◆ Task goal: Present each line of the entries below that holds the word "content".

◇ ◇ ◇

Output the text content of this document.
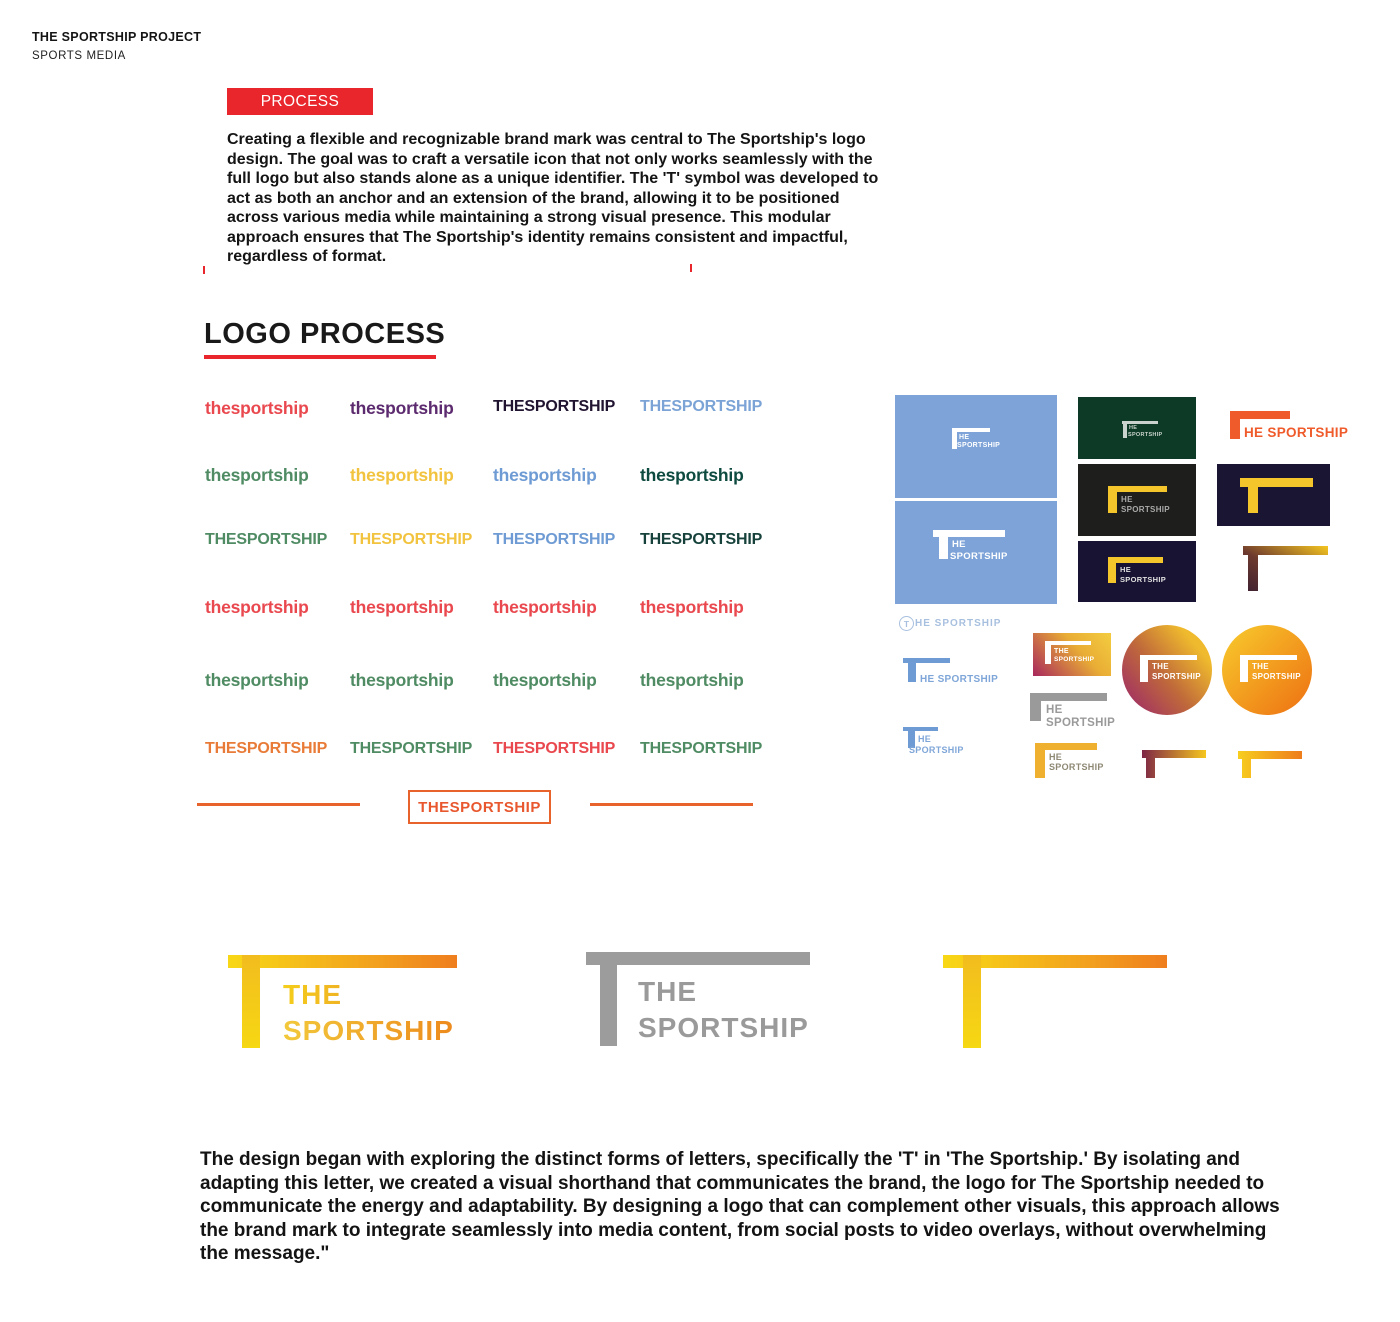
THE SPORTSHIP PROJECT
SPORTS MEDIA
PROCESS
Creating a flexible and recognizable brand mark was central to The Sportship's logo design. The goal was to craft a versatile icon that not only works seamlessly with the full logo but also stands alone as a unique identifier. The 'T' symbol was developed to act as both an anchor and an extension of the brand, allowing it to be positioned across various media while maintaining a strong visual presence. This modular approach ensures that The Sportship's identity remains consistent and impactful, regardless of format.
LOGO PROCESS
thesportship thesportship THESPORTSHIP THESPORTSHIP
thesportship thesportship thesportship thesportship
THESPORTSHIP THESPORTSHIP THESPORTSHIP THESPORTSHIP
thesportship thesportship thesportship thesportship
thesportship thesportship thesportship thesportship
THESPORTSHIP THESPORTSHIP THESPORTSHIP THESPORTSHIP
THESPORTSHIP
HE
SPORTSHIP
HE
SPORTSHIP
HE
SPORTSHIP
HE
SPORTSHIP
HE
SPORTSHIP
HE SPORTSHIP
T HE SPORTSHIP
HE SPORTSHIP
HE
SPORTSHIP
THE
SPORTSHIP
HE
SPORTSHIP
HE
SPORTSHIP
THE
SPORTSHIP
THE
SPORTSHIP
THE
SPORTSHIP
THE
SPORTSHIP
The design began with exploring the distinct forms of letters, specifically the 'T' in 'The Sportship.' By isolating and adapting this letter, we created a visual shorthand that communicates the brand, the logo for The Sportship needed to communicate the energy and adaptability. By designing a logo that can complement other visuals, this approach allows the brand mark to integrate seamlessly into media content, from social posts to video overlays, without overwhelming the message."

◇ ◇ ◇

◆ Solution to the exercise:
Output the text content of this document.
The design began with exploring the distinct forms of letters, specifically the 'T' in 'The Sportship.' By isolating and adapting this letter, we created a visual shorthand that communicates the brand, the logo for The Sportship needed to communicate the energy and adaptability. By designing a logo that can complement other visuals, this approach allows the brand mark to integrate seamlessly into media content, from social posts to video overlays, without overwhelming the message."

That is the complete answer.